Challenge: Transcribe the material in full, exactly as written.

Given data:
-- Begin --

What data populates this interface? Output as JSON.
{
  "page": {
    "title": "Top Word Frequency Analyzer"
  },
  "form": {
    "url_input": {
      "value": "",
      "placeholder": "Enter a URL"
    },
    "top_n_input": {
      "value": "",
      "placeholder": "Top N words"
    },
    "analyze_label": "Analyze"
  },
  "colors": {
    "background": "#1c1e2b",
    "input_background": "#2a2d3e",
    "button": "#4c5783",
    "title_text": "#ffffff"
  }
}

-- End --

Final result:
What data populates this interface? Output as JSON.
{
  "page": {
    "title": "Top Word Frequency Analyzer"
  },
  "form": {
    "url_input": {
      "value": "",
      "placeholder": "Enter a URL"
    },
    "top_n_input": {
      "value": "",
      "placeholder": "Top N words"
    },
    "analyze_label": "Analyze"
  },
  "colors": {
    "background": "#1c1e2b",
    "input_background": "#2a2d3e",
    "button": "#4c5783",
    "title_text": "#ffffff"
  }
}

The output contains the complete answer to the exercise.